— Task objective —
All of the entries must be reproduced exactly, with no images carried over.
(begin)
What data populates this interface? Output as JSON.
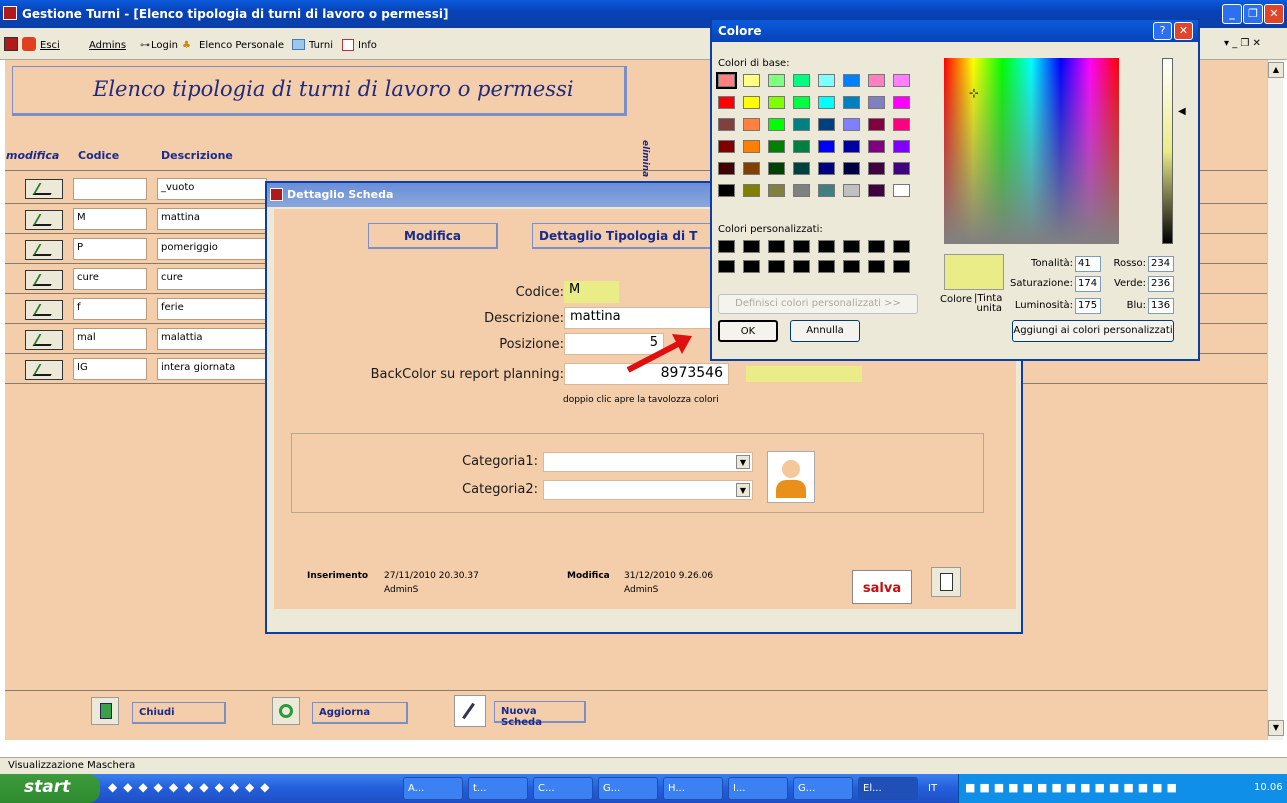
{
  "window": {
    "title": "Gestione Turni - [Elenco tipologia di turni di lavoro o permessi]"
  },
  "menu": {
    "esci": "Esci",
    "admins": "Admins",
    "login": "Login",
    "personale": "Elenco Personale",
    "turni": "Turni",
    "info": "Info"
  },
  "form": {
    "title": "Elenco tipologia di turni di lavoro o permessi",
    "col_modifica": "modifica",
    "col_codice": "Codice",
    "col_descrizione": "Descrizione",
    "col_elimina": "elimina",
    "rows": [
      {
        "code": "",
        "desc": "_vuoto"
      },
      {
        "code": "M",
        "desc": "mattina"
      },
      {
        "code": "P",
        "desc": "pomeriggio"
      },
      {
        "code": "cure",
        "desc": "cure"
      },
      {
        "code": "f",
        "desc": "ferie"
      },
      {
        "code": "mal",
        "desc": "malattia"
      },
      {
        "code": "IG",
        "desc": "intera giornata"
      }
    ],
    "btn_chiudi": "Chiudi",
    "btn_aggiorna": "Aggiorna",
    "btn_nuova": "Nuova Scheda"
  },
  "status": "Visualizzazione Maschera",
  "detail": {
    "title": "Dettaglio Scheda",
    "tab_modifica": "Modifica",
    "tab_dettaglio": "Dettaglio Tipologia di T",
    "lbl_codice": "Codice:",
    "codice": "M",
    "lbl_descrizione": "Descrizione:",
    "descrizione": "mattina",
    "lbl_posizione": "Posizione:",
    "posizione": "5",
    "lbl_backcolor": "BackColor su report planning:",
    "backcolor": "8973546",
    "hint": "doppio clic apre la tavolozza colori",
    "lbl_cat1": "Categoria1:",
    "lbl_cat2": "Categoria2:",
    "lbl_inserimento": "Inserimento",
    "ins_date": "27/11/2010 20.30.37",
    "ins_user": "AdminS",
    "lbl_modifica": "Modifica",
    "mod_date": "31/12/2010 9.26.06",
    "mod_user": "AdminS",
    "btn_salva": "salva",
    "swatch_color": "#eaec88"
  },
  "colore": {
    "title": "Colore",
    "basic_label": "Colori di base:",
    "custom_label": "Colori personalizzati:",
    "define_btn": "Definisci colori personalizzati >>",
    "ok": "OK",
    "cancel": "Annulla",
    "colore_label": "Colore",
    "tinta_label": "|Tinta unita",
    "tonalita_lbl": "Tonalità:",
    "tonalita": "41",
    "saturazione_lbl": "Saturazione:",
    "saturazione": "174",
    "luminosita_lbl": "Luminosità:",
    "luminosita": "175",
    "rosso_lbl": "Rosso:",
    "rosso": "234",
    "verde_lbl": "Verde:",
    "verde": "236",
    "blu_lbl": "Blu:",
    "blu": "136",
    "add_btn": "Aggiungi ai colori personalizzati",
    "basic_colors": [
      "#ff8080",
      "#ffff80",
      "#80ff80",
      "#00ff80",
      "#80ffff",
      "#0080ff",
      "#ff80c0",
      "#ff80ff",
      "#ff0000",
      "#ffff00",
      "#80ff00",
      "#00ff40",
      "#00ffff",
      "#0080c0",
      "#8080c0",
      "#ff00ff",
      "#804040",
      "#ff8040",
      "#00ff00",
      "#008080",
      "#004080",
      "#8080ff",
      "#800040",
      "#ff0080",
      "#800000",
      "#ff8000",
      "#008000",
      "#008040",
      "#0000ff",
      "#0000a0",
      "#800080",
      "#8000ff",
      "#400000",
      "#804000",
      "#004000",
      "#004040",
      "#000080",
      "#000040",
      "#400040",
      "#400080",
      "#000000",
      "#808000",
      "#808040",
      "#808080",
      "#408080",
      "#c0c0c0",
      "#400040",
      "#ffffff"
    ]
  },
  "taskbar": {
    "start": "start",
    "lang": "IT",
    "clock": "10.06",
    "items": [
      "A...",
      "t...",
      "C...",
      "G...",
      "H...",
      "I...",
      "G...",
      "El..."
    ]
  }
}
(end)
— Result for this exercise —
What data populates this interface? Output as JSON.
{
  "window": {
    "title": "Gestione Turni - [Elenco tipologia di turni di lavoro o permessi]"
  },
  "menu": {
    "esci": "Esci",
    "admins": "Admins",
    "login": "Login",
    "personale": "Elenco Personale",
    "turni": "Turni",
    "info": "Info"
  },
  "form": {
    "title": "Elenco tipologia di turni di lavoro o permessi",
    "col_modifica": "modifica",
    "col_codice": "Codice",
    "col_descrizione": "Descrizione",
    "col_elimina": "elimina",
    "rows": [
      {
        "code": "",
        "desc": "_vuoto"
      },
      {
        "code": "M",
        "desc": "mattina"
      },
      {
        "code": "P",
        "desc": "pomeriggio"
      },
      {
        "code": "cure",
        "desc": "cure"
      },
      {
        "code": "f",
        "desc": "ferie"
      },
      {
        "code": "mal",
        "desc": "malattia"
      },
      {
        "code": "IG",
        "desc": "intera giornata"
      }
    ],
    "btn_chiudi": "Chiudi",
    "btn_aggiorna": "Aggiorna",
    "btn_nuova": "Nuova Scheda"
  },
  "status": "Visualizzazione Maschera",
  "detail": {
    "title": "Dettaglio Scheda",
    "tab_modifica": "Modifica",
    "tab_dettaglio": "Dettaglio Tipologia di T",
    "lbl_codice": "Codice:",
    "codice": "M",
    "lbl_descrizione": "Descrizione:",
    "descrizione": "mattina",
    "lbl_posizione": "Posizione:",
    "posizione": "5",
    "lbl_backcolor": "BackColor su report planning:",
    "backcolor": "8973546",
    "hint": "doppio clic apre la tavolozza colori",
    "lbl_cat1": "Categoria1:",
    "lbl_cat2": "Categoria2:",
    "lbl_inserimento": "Inserimento",
    "ins_date": "27/11/2010 20.30.37",
    "ins_user": "AdminS",
    "lbl_modifica": "Modifica",
    "mod_date": "31/12/2010 9.26.06",
    "mod_user": "AdminS",
    "btn_salva": "salva",
    "swatch_color": "#eaec88"
  },
  "colore": {
    "title": "Colore",
    "basic_label": "Colori di base:",
    "custom_label": "Colori personalizzati:",
    "define_btn": "Definisci colori personalizzati >>",
    "ok": "OK",
    "cancel": "Annulla",
    "colore_label": "Colore",
    "tinta_label": "|Tinta unita",
    "tonalita_lbl": "Tonalità:",
    "tonalita": "41",
    "saturazione_lbl": "Saturazione:",
    "saturazione": "174",
    "luminosita_lbl": "Luminosità:",
    "luminosita": "175",
    "rosso_lbl": "Rosso:",
    "rosso": "234",
    "verde_lbl": "Verde:",
    "verde": "236",
    "blu_lbl": "Blu:",
    "blu": "136",
    "add_btn": "Aggiungi ai colori personalizzati",
    "basic_colors": [
      "#ff8080",
      "#ffff80",
      "#80ff80",
      "#00ff80",
      "#80ffff",
      "#0080ff",
      "#ff80c0",
      "#ff80ff",
      "#ff0000",
      "#ffff00",
      "#80ff00",
      "#00ff40",
      "#00ffff",
      "#0080c0",
      "#8080c0",
      "#ff00ff",
      "#804040",
      "#ff8040",
      "#00ff00",
      "#008080",
      "#004080",
      "#8080ff",
      "#800040",
      "#ff0080",
      "#800000",
      "#ff8000",
      "#008000",
      "#008040",
      "#0000ff",
      "#0000a0",
      "#800080",
      "#8000ff",
      "#400000",
      "#804000",
      "#004000",
      "#004040",
      "#000080",
      "#000040",
      "#400040",
      "#400080",
      "#000000",
      "#808000",
      "#808040",
      "#808080",
      "#408080",
      "#c0c0c0",
      "#400040",
      "#ffffff"
    ]
  },
  "taskbar": {
    "start": "start",
    "lang": "IT",
    "clock": "10.06",
    "items": [
      "A...",
      "t...",
      "C...",
      "G...",
      "H...",
      "I...",
      "G...",
      "El..."
    ]
  }
}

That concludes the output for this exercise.